## RECORDS FOR PROCESSING:
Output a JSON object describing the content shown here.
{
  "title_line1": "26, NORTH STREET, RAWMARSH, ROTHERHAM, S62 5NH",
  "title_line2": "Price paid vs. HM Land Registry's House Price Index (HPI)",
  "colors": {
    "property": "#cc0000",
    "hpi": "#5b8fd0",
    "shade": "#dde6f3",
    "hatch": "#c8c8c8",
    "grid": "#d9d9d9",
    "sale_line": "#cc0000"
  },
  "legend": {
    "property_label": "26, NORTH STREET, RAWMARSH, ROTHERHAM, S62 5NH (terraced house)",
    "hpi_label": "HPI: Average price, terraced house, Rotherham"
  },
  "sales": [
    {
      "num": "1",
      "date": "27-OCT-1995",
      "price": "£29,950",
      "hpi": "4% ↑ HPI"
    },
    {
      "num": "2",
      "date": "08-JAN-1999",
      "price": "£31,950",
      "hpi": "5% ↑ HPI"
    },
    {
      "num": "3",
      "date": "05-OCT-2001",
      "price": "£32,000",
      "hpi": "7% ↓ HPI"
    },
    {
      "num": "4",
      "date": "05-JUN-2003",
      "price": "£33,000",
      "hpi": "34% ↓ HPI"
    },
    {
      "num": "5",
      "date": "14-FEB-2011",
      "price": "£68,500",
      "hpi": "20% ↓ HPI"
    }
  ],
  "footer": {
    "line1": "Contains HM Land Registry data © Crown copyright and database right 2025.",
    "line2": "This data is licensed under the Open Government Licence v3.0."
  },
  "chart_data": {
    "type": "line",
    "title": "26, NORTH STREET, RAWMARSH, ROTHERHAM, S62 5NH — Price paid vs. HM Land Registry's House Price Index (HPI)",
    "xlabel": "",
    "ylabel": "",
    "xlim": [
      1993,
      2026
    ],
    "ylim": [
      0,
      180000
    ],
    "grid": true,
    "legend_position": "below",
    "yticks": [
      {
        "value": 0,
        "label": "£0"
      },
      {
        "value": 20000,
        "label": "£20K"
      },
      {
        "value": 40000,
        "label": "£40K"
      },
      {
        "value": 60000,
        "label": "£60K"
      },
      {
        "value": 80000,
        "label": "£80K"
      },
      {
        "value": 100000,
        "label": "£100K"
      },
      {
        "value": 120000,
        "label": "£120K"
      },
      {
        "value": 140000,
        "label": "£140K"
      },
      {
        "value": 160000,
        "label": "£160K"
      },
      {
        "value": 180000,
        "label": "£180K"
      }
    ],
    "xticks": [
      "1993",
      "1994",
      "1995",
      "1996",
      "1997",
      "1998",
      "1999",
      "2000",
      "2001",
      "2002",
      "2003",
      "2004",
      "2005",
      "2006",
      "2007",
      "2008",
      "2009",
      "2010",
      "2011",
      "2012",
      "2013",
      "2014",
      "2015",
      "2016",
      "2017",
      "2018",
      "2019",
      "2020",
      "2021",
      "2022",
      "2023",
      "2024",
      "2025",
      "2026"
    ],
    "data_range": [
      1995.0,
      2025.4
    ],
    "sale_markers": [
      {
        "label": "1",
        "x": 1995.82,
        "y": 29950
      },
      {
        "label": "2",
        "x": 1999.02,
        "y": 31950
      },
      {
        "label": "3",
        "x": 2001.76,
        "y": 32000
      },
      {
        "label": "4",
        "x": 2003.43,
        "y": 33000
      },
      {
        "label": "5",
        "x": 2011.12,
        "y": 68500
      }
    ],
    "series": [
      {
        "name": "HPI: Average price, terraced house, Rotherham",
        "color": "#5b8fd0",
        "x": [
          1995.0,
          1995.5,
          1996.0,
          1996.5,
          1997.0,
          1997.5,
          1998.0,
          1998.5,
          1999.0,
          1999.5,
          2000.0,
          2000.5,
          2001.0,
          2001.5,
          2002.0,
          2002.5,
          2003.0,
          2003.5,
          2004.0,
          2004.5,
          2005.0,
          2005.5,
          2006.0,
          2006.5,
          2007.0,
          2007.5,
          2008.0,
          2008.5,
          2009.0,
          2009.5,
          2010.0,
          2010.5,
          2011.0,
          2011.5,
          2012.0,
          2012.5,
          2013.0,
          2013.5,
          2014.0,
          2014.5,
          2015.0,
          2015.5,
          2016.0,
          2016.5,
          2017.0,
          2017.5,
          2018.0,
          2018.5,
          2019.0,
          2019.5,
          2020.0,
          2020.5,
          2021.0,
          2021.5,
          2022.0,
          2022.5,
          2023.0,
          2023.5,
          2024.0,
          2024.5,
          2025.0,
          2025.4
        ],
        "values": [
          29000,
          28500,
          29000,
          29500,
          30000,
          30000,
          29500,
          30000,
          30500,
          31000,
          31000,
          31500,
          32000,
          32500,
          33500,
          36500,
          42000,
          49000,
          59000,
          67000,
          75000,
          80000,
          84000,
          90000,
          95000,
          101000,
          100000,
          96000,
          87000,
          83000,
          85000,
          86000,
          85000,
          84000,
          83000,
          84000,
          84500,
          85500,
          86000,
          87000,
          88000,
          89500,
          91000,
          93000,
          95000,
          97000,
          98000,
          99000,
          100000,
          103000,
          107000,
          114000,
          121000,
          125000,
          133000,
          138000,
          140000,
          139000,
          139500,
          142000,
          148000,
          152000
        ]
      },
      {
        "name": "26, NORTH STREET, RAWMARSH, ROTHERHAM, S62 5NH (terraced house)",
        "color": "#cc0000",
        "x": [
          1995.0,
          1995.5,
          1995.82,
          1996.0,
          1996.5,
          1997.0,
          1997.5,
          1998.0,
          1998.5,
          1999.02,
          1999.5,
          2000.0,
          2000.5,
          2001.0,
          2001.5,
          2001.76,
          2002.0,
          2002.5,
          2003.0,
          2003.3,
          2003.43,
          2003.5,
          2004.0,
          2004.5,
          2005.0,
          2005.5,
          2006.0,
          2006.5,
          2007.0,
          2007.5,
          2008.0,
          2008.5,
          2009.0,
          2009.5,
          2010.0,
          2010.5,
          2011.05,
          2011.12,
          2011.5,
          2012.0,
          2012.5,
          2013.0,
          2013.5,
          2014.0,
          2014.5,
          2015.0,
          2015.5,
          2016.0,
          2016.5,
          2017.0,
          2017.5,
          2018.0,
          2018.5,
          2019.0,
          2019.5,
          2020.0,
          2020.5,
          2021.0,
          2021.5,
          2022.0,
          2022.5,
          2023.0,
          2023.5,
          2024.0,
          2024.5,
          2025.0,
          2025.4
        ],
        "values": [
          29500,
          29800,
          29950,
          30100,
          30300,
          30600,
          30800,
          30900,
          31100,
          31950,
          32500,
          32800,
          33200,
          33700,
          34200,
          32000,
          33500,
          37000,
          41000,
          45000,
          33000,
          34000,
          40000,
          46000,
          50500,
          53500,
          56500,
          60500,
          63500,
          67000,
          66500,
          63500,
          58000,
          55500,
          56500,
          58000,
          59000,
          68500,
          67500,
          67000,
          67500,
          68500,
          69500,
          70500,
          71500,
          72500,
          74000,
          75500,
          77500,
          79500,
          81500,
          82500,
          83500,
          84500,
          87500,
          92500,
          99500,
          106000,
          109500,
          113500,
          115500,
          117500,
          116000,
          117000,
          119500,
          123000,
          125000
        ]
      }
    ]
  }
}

## AIM OF THE TASK:
Copy out the full material exactly as it appears.

## TASK SOLUTION:
Output a JSON object describing the content shown here.
{
  "title_line1": "26, NORTH STREET, RAWMARSH, ROTHERHAM, S62 5NH",
  "title_line2": "Price paid vs. HM Land Registry's House Price Index (HPI)",
  "colors": {
    "property": "#cc0000",
    "hpi": "#5b8fd0",
    "shade": "#dde6f3",
    "hatch": "#c8c8c8",
    "grid": "#d9d9d9",
    "sale_line": "#cc0000"
  },
  "legend": {
    "property_label": "26, NORTH STREET, RAWMARSH, ROTHERHAM, S62 5NH (terraced house)",
    "hpi_label": "HPI: Average price, terraced house, Rotherham"
  },
  "sales": [
    {
      "num": "1",
      "date": "27-OCT-1995",
      "price": "£29,950",
      "hpi": "4% ↑ HPI"
    },
    {
      "num": "2",
      "date": "08-JAN-1999",
      "price": "£31,950",
      "hpi": "5% ↑ HPI"
    },
    {
      "num": "3",
      "date": "05-OCT-2001",
      "price": "£32,000",
      "hpi": "7% ↓ HPI"
    },
    {
      "num": "4",
      "date": "05-JUN-2003",
      "price": "£33,000",
      "hpi": "34% ↓ HPI"
    },
    {
      "num": "5",
      "date": "14-FEB-2011",
      "price": "£68,500",
      "hpi": "20% ↓ HPI"
    }
  ],
  "footer": {
    "line1": "Contains HM Land Registry data © Crown copyright and database right 2025.",
    "line2": "This data is licensed under the Open Government Licence v3.0."
  },
  "chart_data": {
    "type": "line",
    "title": "26, NORTH STREET, RAWMARSH, ROTHERHAM, S62 5NH — Price paid vs. HM Land Registry's House Price Index (HPI)",
    "xlabel": "",
    "ylabel": "",
    "xlim": [
      1993,
      2026
    ],
    "ylim": [
      0,
      180000
    ],
    "grid": true,
    "legend_position": "below",
    "yticks": [
      {
        "value": 0,
        "label": "£0"
      },
      {
        "value": 20000,
        "label": "£20K"
      },
      {
        "value": 40000,
        "label": "£40K"
      },
      {
        "value": 60000,
        "label": "£60K"
      },
      {
        "value": 80000,
        "label": "£80K"
      },
      {
        "value": 100000,
        "label": "£100K"
      },
      {
        "value": 120000,
        "label": "£120K"
      },
      {
        "value": 140000,
        "label": "£140K"
      },
      {
        "value": 160000,
        "label": "£160K"
      },
      {
        "value": 180000,
        "label": "£180K"
      }
    ],
    "xticks": [
      "1993",
      "1994",
      "1995",
      "1996",
      "1997",
      "1998",
      "1999",
      "2000",
      "2001",
      "2002",
      "2003",
      "2004",
      "2005",
      "2006",
      "2007",
      "2008",
      "2009",
      "2010",
      "2011",
      "2012",
      "2013",
      "2014",
      "2015",
      "2016",
      "2017",
      "2018",
      "2019",
      "2020",
      "2021",
      "2022",
      "2023",
      "2024",
      "2025",
      "2026"
    ],
    "data_range": [
      1995.0,
      2025.4
    ],
    "sale_markers": [
      {
        "label": "1",
        "x": 1995.82,
        "y": 29950
      },
      {
        "label": "2",
        "x": 1999.02,
        "y": 31950
      },
      {
        "label": "3",
        "x": 2001.76,
        "y": 32000
      },
      {
        "label": "4",
        "x": 2003.43,
        "y": 33000
      },
      {
        "label": "5",
        "x": 2011.12,
        "y": 68500
      }
    ],
    "series": [
      {
        "name": "HPI: Average price, terraced house, Rotherham",
        "color": "#5b8fd0",
        "x": [
          1995.0,
          1995.5,
          1996.0,
          1996.5,
          1997.0,
          1997.5,
          1998.0,
          1998.5,
          1999.0,
          1999.5,
          2000.0,
          2000.5,
          2001.0,
          2001.5,
          2002.0,
          2002.5,
          2003.0,
          2003.5,
          2004.0,
          2004.5,
          2005.0,
          2005.5,
          2006.0,
          2006.5,
          2007.0,
          2007.5,
          2008.0,
          2008.5,
          2009.0,
          2009.5,
          2010.0,
          2010.5,
          2011.0,
          2011.5,
          2012.0,
          2012.5,
          2013.0,
          2013.5,
          2014.0,
          2014.5,
          2015.0,
          2015.5,
          2016.0,
          2016.5,
          2017.0,
          2017.5,
          2018.0,
          2018.5,
          2019.0,
          2019.5,
          2020.0,
          2020.5,
          2021.0,
          2021.5,
          2022.0,
          2022.5,
          2023.0,
          2023.5,
          2024.0,
          2024.5,
          2025.0,
          2025.4
        ],
        "values": [
          29000,
          28500,
          29000,
          29500,
          30000,
          30000,
          29500,
          30000,
          30500,
          31000,
          31000,
          31500,
          32000,
          32500,
          33500,
          36500,
          42000,
          49000,
          59000,
          67000,
          75000,
          80000,
          84000,
          90000,
          95000,
          101000,
          100000,
          96000,
          87000,
          83000,
          85000,
          86000,
          85000,
          84000,
          83000,
          84000,
          84500,
          85500,
          86000,
          87000,
          88000,
          89500,
          91000,
          93000,
          95000,
          97000,
          98000,
          99000,
          100000,
          103000,
          107000,
          114000,
          121000,
          125000,
          133000,
          138000,
          140000,
          139000,
          139500,
          142000,
          148000,
          152000
        ]
      },
      {
        "name": "26, NORTH STREET, RAWMARSH, ROTHERHAM, S62 5NH (terraced house)",
        "color": "#cc0000",
        "x": [
          1995.0,
          1995.5,
          1995.82,
          1996.0,
          1996.5,
          1997.0,
          1997.5,
          1998.0,
          1998.5,
          1999.02,
          1999.5,
          2000.0,
          2000.5,
          2001.0,
          2001.5,
          2001.76,
          2002.0,
          2002.5,
          2003.0,
          2003.3,
          2003.43,
          2003.5,
          2004.0,
          2004.5,
          2005.0,
          2005.5,
          2006.0,
          2006.5,
          2007.0,
          2007.5,
          2008.0,
          2008.5,
          2009.0,
          2009.5,
          2010.0,
          2010.5,
          2011.05,
          2011.12,
          2011.5,
          2012.0,
          2012.5,
          2013.0,
          2013.5,
          2014.0,
          2014.5,
          2015.0,
          2015.5,
          2016.0,
          2016.5,
          2017.0,
          2017.5,
          2018.0,
          2018.5,
          2019.0,
          2019.5,
          2020.0,
          2020.5,
          2021.0,
          2021.5,
          2022.0,
          2022.5,
          2023.0,
          2023.5,
          2024.0,
          2024.5,
          2025.0,
          2025.4
        ],
        "values": [
          29500,
          29800,
          29950,
          30100,
          30300,
          30600,
          30800,
          30900,
          31100,
          31950,
          32500,
          32800,
          33200,
          33700,
          34200,
          32000,
          33500,
          37000,
          41000,
          45000,
          33000,
          34000,
          40000,
          46000,
          50500,
          53500,
          56500,
          60500,
          63500,
          67000,
          66500,
          63500,
          58000,
          55500,
          56500,
          58000,
          59000,
          68500,
          67500,
          67000,
          67500,
          68500,
          69500,
          70500,
          71500,
          72500,
          74000,
          75500,
          77500,
          79500,
          81500,
          82500,
          83500,
          84500,
          87500,
          92500,
          99500,
          106000,
          109500,
          113500,
          115500,
          117500,
          116000,
          117000,
          119500,
          123000,
          125000
        ]
      }
    ]
  }
}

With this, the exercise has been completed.